DATA:
* * *

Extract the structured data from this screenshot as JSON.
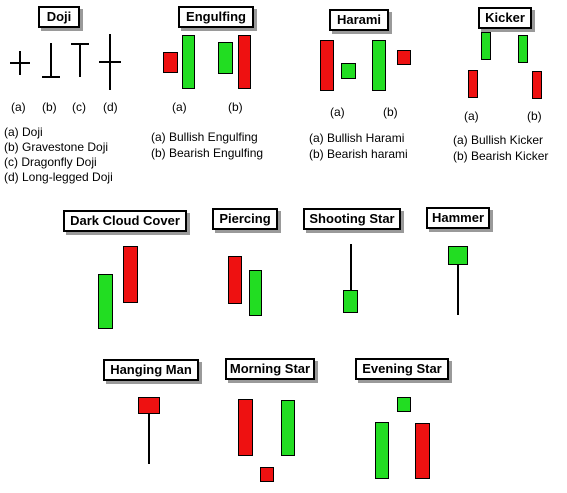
{
  "patterns": [
    {
      "title": "Doji",
      "labels": [
        "(a)",
        "(b)",
        "(c)",
        "(d)"
      ],
      "descriptions": [
        "(a) Doji",
        "(b) Gravestone Doji",
        "(c) Dragonfly Doji",
        "(d) Long-legged Doji"
      ]
    },
    {
      "title": "Engulfing",
      "labels": [
        "(a)",
        "(b)"
      ],
      "descriptions": [
        "(a) Bullish Engulfing",
        "(b) Bearish Engulfing"
      ]
    },
    {
      "title": "Harami",
      "labels": [
        "(a)",
        "(b)"
      ],
      "descriptions": [
        "(a) Bullish Harami",
        "(b) Bearish harami"
      ]
    },
    {
      "title": "Kicker",
      "labels": [
        "(a)",
        "(b)"
      ],
      "descriptions": [
        "(a) Bullish Kicker",
        "(b) Bearish Kicker"
      ]
    },
    {
      "title": "Dark Cloud Cover"
    },
    {
      "title": "Piercing"
    },
    {
      "title": "Shooting Star"
    },
    {
      "title": "Hammer"
    },
    {
      "title": "Hanging Man"
    },
    {
      "title": "Morning Star"
    },
    {
      "title": "Evening Star"
    }
  ],
  "colors": {
    "bullish": "#22dd22",
    "bearish": "#ee1111",
    "wick": "#000000"
  }
}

* * *

REQUIREMENTS: Every line that holds the string "title" should be returned.

EXERCISE OUTPUT:
      "title": "Doji",
      "title": "Engulfing",
      "title": "Harami",
      "title": "Kicker",
      "title": "Dark Cloud Cover"
      "title": "Piercing"
      "title": "Shooting Star"
      "title": "Hammer"
      "title": "Hanging Man"
      "title": "Morning Star"
      "title": "Evening Star"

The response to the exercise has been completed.